EXERCISE OBJECTIVE:
All the data below goes into the copy word for word, but the pictures don't.

[Structured figure records]
______

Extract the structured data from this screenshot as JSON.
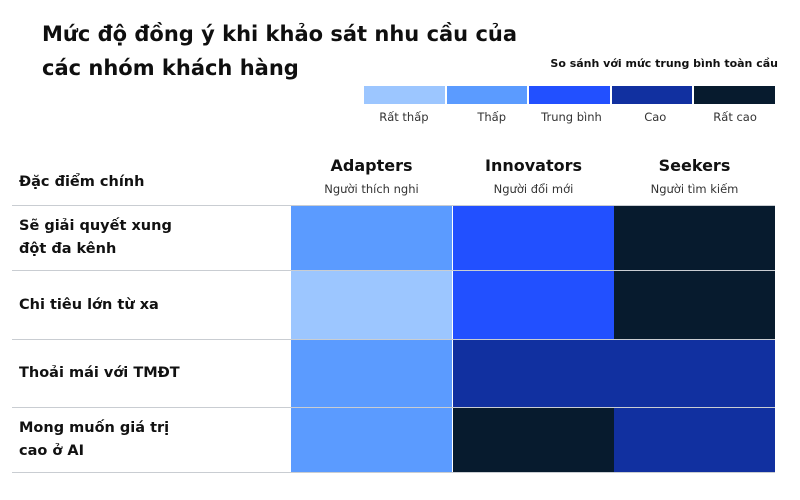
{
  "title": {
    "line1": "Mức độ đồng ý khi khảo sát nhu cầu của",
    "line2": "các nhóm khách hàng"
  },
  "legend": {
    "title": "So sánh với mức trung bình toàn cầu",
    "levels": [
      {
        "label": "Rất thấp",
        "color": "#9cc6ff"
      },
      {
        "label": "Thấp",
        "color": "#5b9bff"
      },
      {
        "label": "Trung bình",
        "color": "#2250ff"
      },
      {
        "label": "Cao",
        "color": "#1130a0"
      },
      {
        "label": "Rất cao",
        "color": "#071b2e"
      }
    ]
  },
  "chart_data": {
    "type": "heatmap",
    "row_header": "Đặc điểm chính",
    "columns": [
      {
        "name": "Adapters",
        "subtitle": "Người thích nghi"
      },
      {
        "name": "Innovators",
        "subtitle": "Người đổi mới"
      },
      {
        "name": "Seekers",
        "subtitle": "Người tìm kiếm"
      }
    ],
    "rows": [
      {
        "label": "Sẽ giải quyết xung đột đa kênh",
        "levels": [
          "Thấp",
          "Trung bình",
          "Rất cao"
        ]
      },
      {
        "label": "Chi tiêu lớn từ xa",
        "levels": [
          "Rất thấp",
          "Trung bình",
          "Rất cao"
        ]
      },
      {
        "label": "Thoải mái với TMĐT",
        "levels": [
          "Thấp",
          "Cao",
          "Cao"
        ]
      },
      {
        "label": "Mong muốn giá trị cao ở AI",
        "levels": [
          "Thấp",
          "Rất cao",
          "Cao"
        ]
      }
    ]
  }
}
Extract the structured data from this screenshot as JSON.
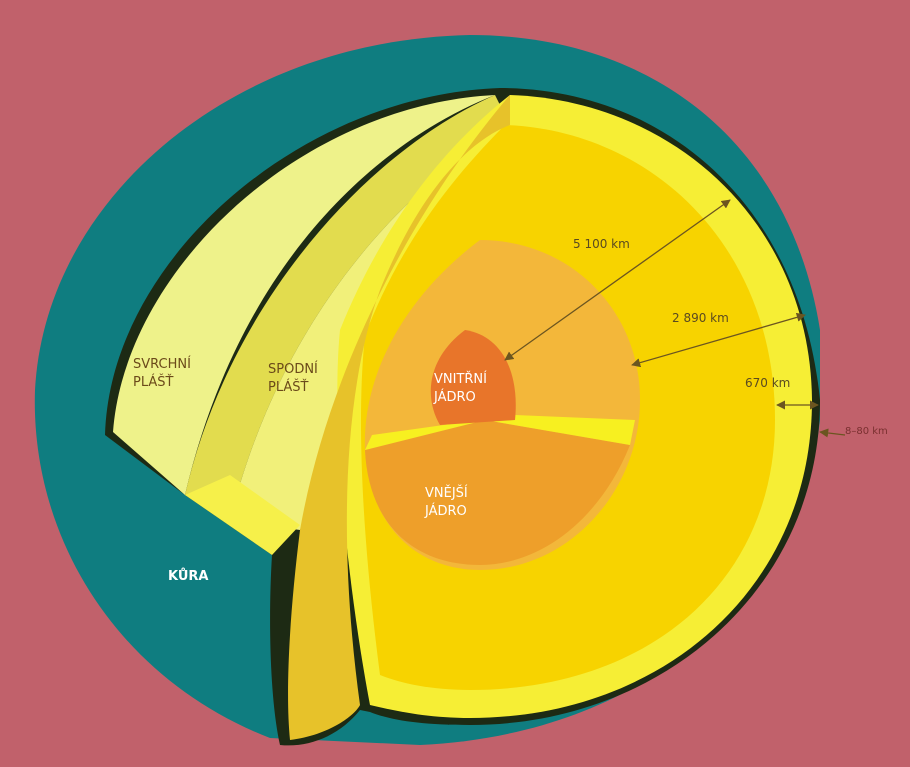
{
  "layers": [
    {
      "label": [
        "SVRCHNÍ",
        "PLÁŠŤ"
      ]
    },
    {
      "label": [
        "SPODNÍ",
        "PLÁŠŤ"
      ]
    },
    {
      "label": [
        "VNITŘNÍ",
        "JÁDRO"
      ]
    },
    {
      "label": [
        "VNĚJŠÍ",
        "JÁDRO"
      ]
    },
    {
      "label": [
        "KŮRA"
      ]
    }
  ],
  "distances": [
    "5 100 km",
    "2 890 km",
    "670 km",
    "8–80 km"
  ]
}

______

THE RESULT:
Extract the structured data from this screenshot as JSON.
{
  "title": {
    "line1": "Mức độ đồng ý khi khảo sát nhu cầu của",
    "line2": "các nhóm khách hàng"
  },
  "legend": {
    "title": "So sánh với mức trung bình toàn cầu",
    "levels": [
      {
        "label": "Rất thấp",
        "color": "#9cc6ff"
      },
      {
        "label": "Thấp",
        "color": "#5b9bff"
      },
      {
        "label": "Trung bình",
        "color": "#2250ff"
      },
      {
        "label": "Cao",
        "color": "#1130a0"
      },
      {
        "label": "Rất cao",
        "color": "#071b2e"
      }
    ]
  },
  "chart_data": {
    "type": "heatmap",
    "row_header": "Đặc điểm chính",
    "columns": [
      {
        "name": "Adapters",
        "subtitle": "Người thích nghi"
      },
      {
        "name": "Innovators",
        "subtitle": "Người đổi mới"
      },
      {
        "name": "Seekers",
        "subtitle": "Người tìm kiếm"
      }
    ],
    "rows": [
      {
        "label": "Sẽ giải quyết xung đột đa kênh",
        "levels": [
          "Thấp",
          "Trung bình",
          "Rất cao"
        ]
      },
      {
        "label": "Chi tiêu lớn từ xa",
        "levels": [
          "Rất thấp",
          "Trung bình",
          "Rất cao"
        ]
      },
      {
        "label": "Thoải mái với TMĐT",
        "levels": [
          "Thấp",
          "Cao",
          "Cao"
        ]
      },
      {
        "label": "Mong muốn giá trị cao ở AI",
        "levels": [
          "Thấp",
          "Rất cao",
          "Cao"
        ]
      }
    ]
  }
}
Extract the structured data from this screenshot as JSON.
{
  "layers": [
    {
      "label": [
        "SVRCHNÍ",
        "PLÁŠŤ"
      ]
    },
    {
      "label": [
        "SPODNÍ",
        "PLÁŠŤ"
      ]
    },
    {
      "label": [
        "VNITŘNÍ",
        "JÁDRO"
      ]
    },
    {
      "label": [
        "VNĚJŠÍ",
        "JÁDRO"
      ]
    },
    {
      "label": [
        "KŮRA"
      ]
    }
  ],
  "distances": [
    "5 100 km",
    "2 890 km",
    "670 km",
    "8–80 km"
  ]
}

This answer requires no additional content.